Oggi la crisi è più evidente e investe con maggior forza le vite delle persone e delle comunità, cosicché è più difficile far valere gli stessi mezzi del recente passato per tenere a bada gli umori diffusi. Non è più tempo di mezzi ordinari e anche la richiesta che nasce dal profondo delle varie collettività si fa più forte. Laddove ci sia un tessuto sociale, culturale e politico più strutturato e solido i processi si traducono in fenomeni che rientrano in qualche modo in una cornice narrativa ordinaria (almeno in apparenza). Le formazioni sociali tengono meglio, la coesione interna alle comunità garantisce una transizione meno problematica (relativamente, s’intende). Dove invece manchino strutture sociali e culturali forti (è il caso dell’Italia) la transizione è più disordinata e traumatica e può dare adito a soluzioni di tipo conflittuale, violento, e poi a normalizzazioni altrettanto dolorose (l’esempio del fascismo è il più didascalico). L’Italia del resto è un paese smemorato, che non ha mai fatto i conti con la sua storia, e dunque è destinata a ricadere nelle stesse brutture (a differenza di altri contesti, in cui dalla storia si è saputo imparare qualcosa, vedi Germania).
In Sardegna, alla debolezza economica e sociale a cui siamo stati destinati fin dai tempi della Restaurazione post-rivoluzionaria (duecento anni fa), si somma una profonda debolezza culturale e una coesione interna della nostra collettività costatemente minata e sabotata da chi ha interesse a dominare la situazione senza dover rendere conto ad altri che non siano i propri padroni e/o garanti esterni. In questa situazione generalizzata è estremamente facile che prendano piede componenti sociali di natura reazionaria o violenta o comunque anti-emancipativa, presentandosi però come soluzione alla crisi e come risposta forte, popolare, liberatoria ai problemi con cui una popolazione abituata per almeno due generazioni a un certo grado di benessere consumistico si è trovata a fare i conti quasi all’improvviso.

Elenchi delle posizioni degli elementi:
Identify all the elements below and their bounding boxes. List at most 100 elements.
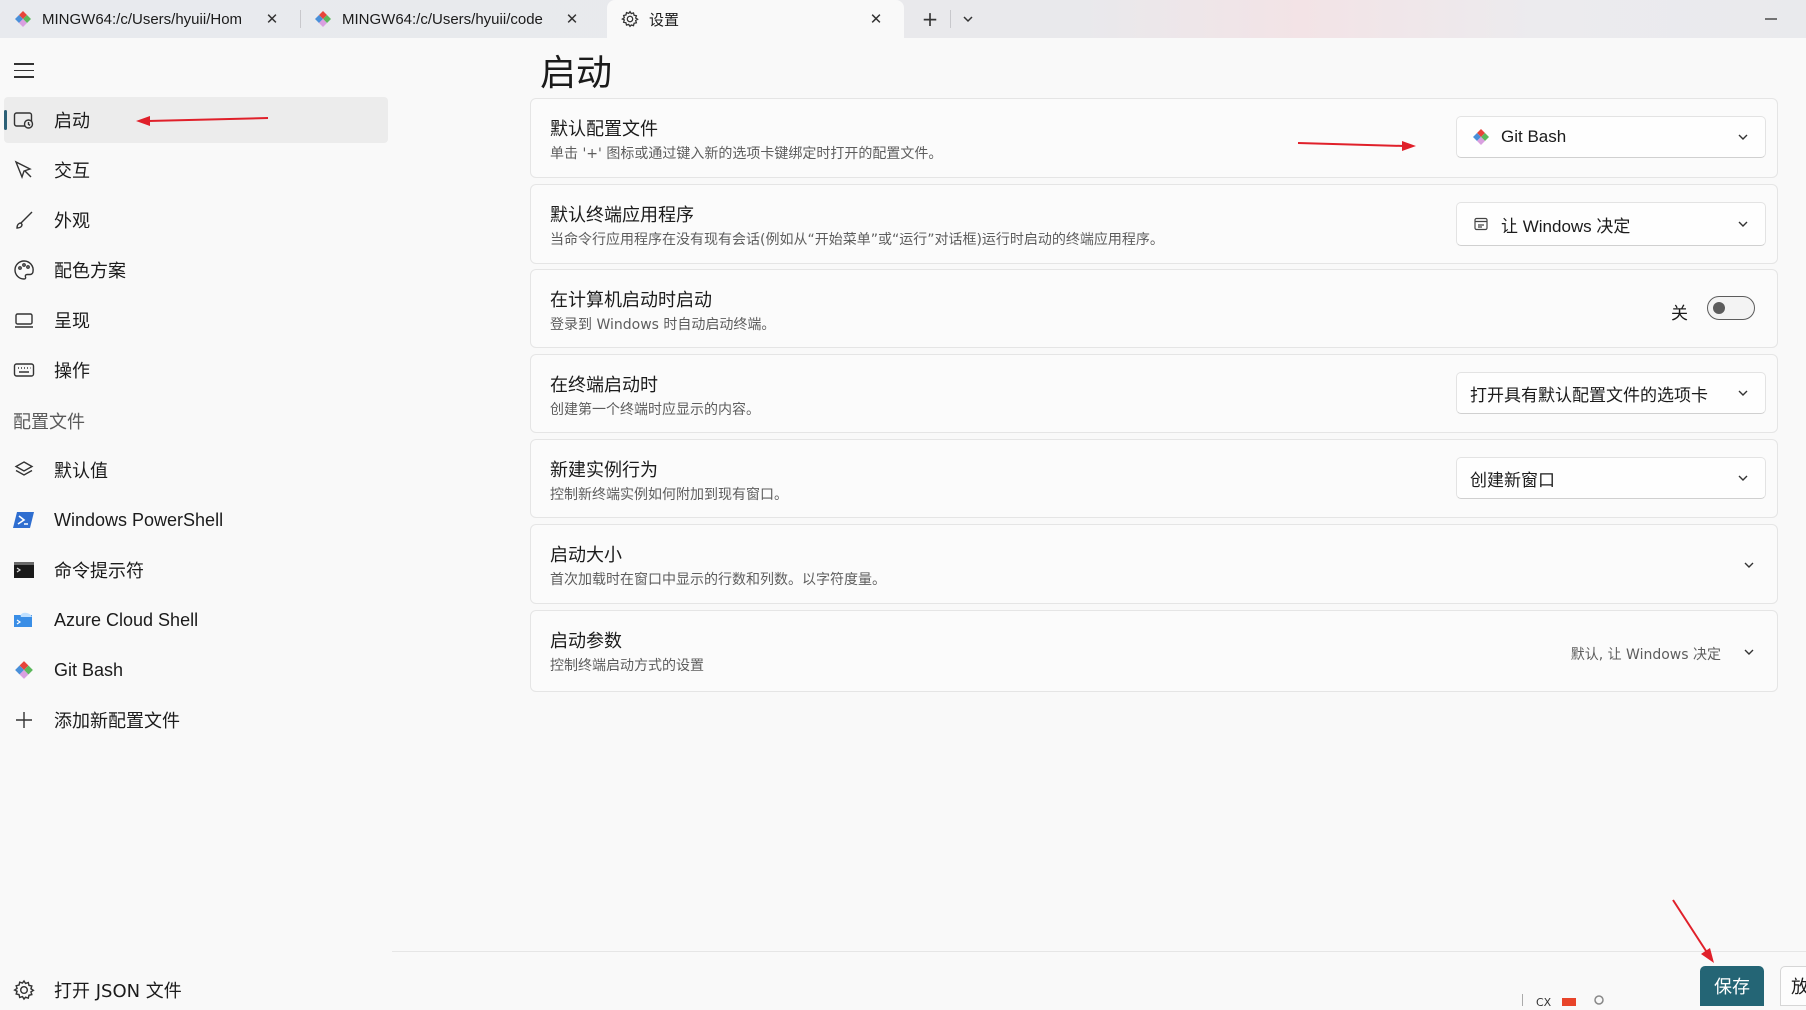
discard-button[interactable]: 放	[1780, 966, 1806, 1006]
setting-description: 当命令行应用程序在没有现有会话(例如从“开始菜单”或“运行”对话框)运行时启动的…	[550, 232, 1164, 248]
hamburger-menu-button[interactable]	[12, 58, 36, 82]
close-icon[interactable]: ✕	[866, 9, 886, 29]
setting-description: 创建第一个终端时应显示的内容。	[550, 402, 760, 418]
sidebar-item-azure-cloud-shell[interactable]: Azure Cloud Shell	[0, 597, 388, 643]
sidebar-item-command-prompt[interactable]: 命令提示符	[0, 547, 388, 593]
default-terminal-dropdown[interactable]: 让 Windows 决定	[1456, 202, 1766, 246]
sidebar-item-label: 启动	[54, 111, 90, 131]
tab-label: 设置	[649, 11, 680, 29]
setting-title: 启动参数	[550, 631, 622, 652]
chevron-down-icon	[1735, 129, 1751, 145]
palette-icon	[12, 258, 36, 282]
tab-label: MINGW64:/c/Users/hyuii/Hom	[42, 10, 243, 28]
setting-launch-size[interactable]: 启动大小 首次加载时在窗口中显示的行数和列数。以字符度量。	[530, 524, 1778, 604]
toggle-knob	[1713, 302, 1725, 314]
sidebar-item-label: Windows PowerShell	[54, 509, 224, 530]
tab-mingw64-code[interactable]: MINGW64:/c/Users/hyuii/code ✕	[300, 0, 600, 38]
chevron-down-icon	[1735, 216, 1751, 232]
sidebar-item-label: Git Bash	[54, 659, 124, 680]
toggle-state-label: 关	[1671, 304, 1688, 324]
brush-icon	[12, 208, 36, 232]
sidebar-item-label: 命令提示符	[54, 561, 144, 581]
sidebar-item-label: 交互	[54, 161, 90, 181]
setting-title: 启动大小	[550, 545, 622, 566]
sidebar-item-actions[interactable]: 操作	[0, 347, 388, 393]
gear-icon	[621, 10, 639, 28]
page-title: 启动	[540, 53, 613, 94]
open-json-file-button[interactable]: 打开 JSON 文件	[0, 970, 300, 1010]
chevron-down-icon	[963, 16, 973, 23]
sidebar-item-startup[interactable]: 启动	[4, 97, 388, 143]
sidebar-item-label: Azure Cloud Shell	[54, 609, 199, 630]
setting-description: 控制终端启动方式的设置	[550, 658, 704, 674]
setting-description: 控制新终端实例如何附加到现有窗口。	[550, 487, 788, 503]
svg-text:CX: CX	[1536, 996, 1552, 1006]
window-icon	[1471, 214, 1491, 234]
profiles-heading: 配置文件	[13, 412, 85, 433]
dropdown-value: 让 Windows 决定	[1501, 216, 1631, 236]
layers-icon	[12, 458, 36, 482]
chevron-down-icon[interactable]	[1741, 557, 1757, 573]
gear-icon	[12, 978, 36, 1002]
sidebar-item-label: 操作	[54, 361, 90, 381]
cmd-icon	[12, 558, 36, 582]
tab-dropdown-button[interactable]	[951, 4, 985, 34]
setting-description: 登录到 Windows 时自动启动终端。	[550, 317, 776, 333]
monitor-icon	[12, 308, 36, 332]
dropdown-value: Git Bash	[1501, 127, 1567, 146]
sidebar-item-label: 呈现	[54, 311, 90, 331]
plus-icon	[12, 708, 36, 732]
minimize-icon	[1765, 18, 1777, 20]
interaction-icon	[12, 158, 36, 182]
git-bash-icon	[1471, 127, 1491, 147]
sidebar-item-windows-powershell[interactable]: Windows PowerShell	[0, 497, 388, 543]
sidebar-item-color-schemes[interactable]: 配色方案	[0, 247, 388, 293]
sidebar-item-add-new-profile[interactable]: 添加新配置文件	[0, 697, 388, 743]
open-json-label: 打开 JSON 文件	[54, 981, 182, 1002]
new-instance-dropdown[interactable]: 创建新窗口	[1456, 457, 1766, 499]
plus-icon: +	[921, 7, 939, 31]
chevron-down-icon	[1735, 470, 1751, 486]
git-bash-icon	[12, 658, 36, 682]
sidebar-item-rendering[interactable]: 呈现	[0, 297, 388, 343]
setting-launch-on-startup: 在计算机启动时启动 登录到 Windows 时自动启动终端。 关	[530, 269, 1778, 348]
setting-description: 单击 '+' 图标或通过键入新的选项卡键绑定时打开的配置文件。	[550, 146, 943, 162]
setting-title: 默认终端应用程序	[550, 205, 694, 226]
setting-new-instance-behavior: 新建实例行为 控制新终端实例如何附加到现有窗口。 创建新窗口	[530, 439, 1778, 518]
git-bash-icon	[314, 10, 332, 28]
tab-bar: MINGW64:/c/Users/hyuii/Hom ✕ MINGW64:/c/…	[0, 0, 1806, 38]
dropdown-value: 创建新窗口	[1470, 470, 1555, 490]
chevron-down-icon[interactable]	[1741, 644, 1757, 660]
tab-settings[interactable]: 设置 ✕	[607, 0, 904, 38]
sidebar-item-appearance[interactable]: 外观	[0, 197, 388, 243]
close-icon[interactable]: ✕	[262, 9, 282, 29]
save-button[interactable]: 保存	[1700, 966, 1764, 1006]
startup-icon	[12, 108, 36, 132]
setting-launch-parameters[interactable]: 启动参数 控制终端启动方式的设置 默认, 让 Windows 决定	[530, 610, 1778, 692]
sidebar-item-label: 添加新配置文件	[54, 711, 180, 731]
new-tab-button[interactable]: +	[913, 4, 947, 34]
setting-title: 新建实例行为	[550, 460, 658, 481]
sidebar-item-label: 外观	[54, 211, 90, 231]
setting-description: 首次加载时在窗口中显示的行数和列数。以字符度量。	[550, 572, 886, 588]
sidebar-item-git-bash[interactable]: Git Bash	[0, 647, 388, 693]
launch-parameters-summary: 默认, 让 Windows 决定	[1570, 647, 1721, 663]
sidebar-item-label: 配色方案	[54, 261, 126, 281]
powershell-icon	[12, 508, 36, 532]
setting-when-terminal-starts: 在终端启动时 创建第一个终端时应显示的内容。 打开具有默认配置文件的选项卡	[530, 354, 1778, 433]
chevron-down-icon	[1735, 385, 1751, 401]
sidebar-item-label: 默认值	[54, 461, 108, 481]
sidebar-item-defaults[interactable]: 默认值	[0, 447, 388, 493]
sidebar-item-interaction[interactable]: 交互	[0, 147, 388, 193]
tab-label: MINGW64:/c/Users/hyuii/code	[342, 10, 543, 28]
footer-divider	[392, 951, 1806, 952]
tab-mingw64-home[interactable]: MINGW64:/c/Users/hyuii/Hom ✕	[0, 0, 300, 38]
setting-title: 默认配置文件	[550, 119, 658, 140]
setting-title: 在终端启动时	[550, 375, 658, 396]
dropdown-value: 打开具有默认配置文件的选项卡	[1470, 385, 1708, 405]
close-icon[interactable]: ✕	[562, 9, 582, 29]
default-profile-dropdown[interactable]: Git Bash	[1456, 116, 1766, 158]
minimize-button[interactable]	[1756, 4, 1786, 34]
first-window-dropdown[interactable]: 打开具有默认配置文件的选项卡	[1456, 372, 1766, 414]
launch-on-startup-toggle[interactable]	[1707, 296, 1755, 320]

COMPITO ASSEGNATO:
Ricopia per intero il testo sulla crisi in Italia e in Sardegna, senza cambiare nulla. I dati non sono necessari per svolgere il compito.

RISPOSTA AL COMPITO:
Oggi la crisi è più evidente e investe con maggior forza le vite delle persone e delle comunità, cosicché è più difficile far valere gli stessi mezzi del recente passato per tenere a bada gli umori diffusi. Non è più tempo di mezzi ordinari e anche la richiesta che nasce dal profondo delle varie collettività si fa più forte. Laddove ci sia un tessuto sociale, culturale e politico più strutturato e solido i processi si traducono in fenomeni che rientrano in qualche modo in una cornice narrativa ordinaria (almeno in apparenza). Le formazioni sociali tengono meglio, la coesione interna alle comunità garantisce una transizione meno problematica (relativamente, s’intende). Dove invece manchino strutture sociali e culturali forti (è il caso dell’Italia) la transizione è più disordinata e traumatica e può dare adito a soluzioni di tipo conflittuale, violento, e poi a normalizzazioni altrettanto dolorose (l’esempio del fascismo è il più didascalico). L’Italia del resto è un paese smemorato, che non ha mai fatto i conti con la sua storia, e dunque è destinata a ricadere nelle stesse brutture (a differenza di altri contesti, in cui dalla storia si è saputo imparare qualcosa, vedi Germania).
In Sardegna, alla debolezza economica e sociale a cui siamo stati destinati fin dai tempi della Restaurazione post-rivoluzionaria (duecento anni fa), si somma una profonda debolezza culturale e una coesione interna della nostra collettività costatemente minata e sabotata da chi ha interesse a dominare la situazione senza dover rendere conto ad altri che non siano i propri padroni e/o garanti esterni. In questa situazione generalizzata è estremamente facile che prendano piede componenti sociali di natura reazionaria o violenta o comunque anti-emancipativa, presentandosi però come soluzione alla crisi e come risposta forte, popolare, liberatoria ai problemi con cui una popolazione abituata per almeno due generazioni a un certo grado di benessere consumistico si è trovata a fare i conti quasi all’improvviso.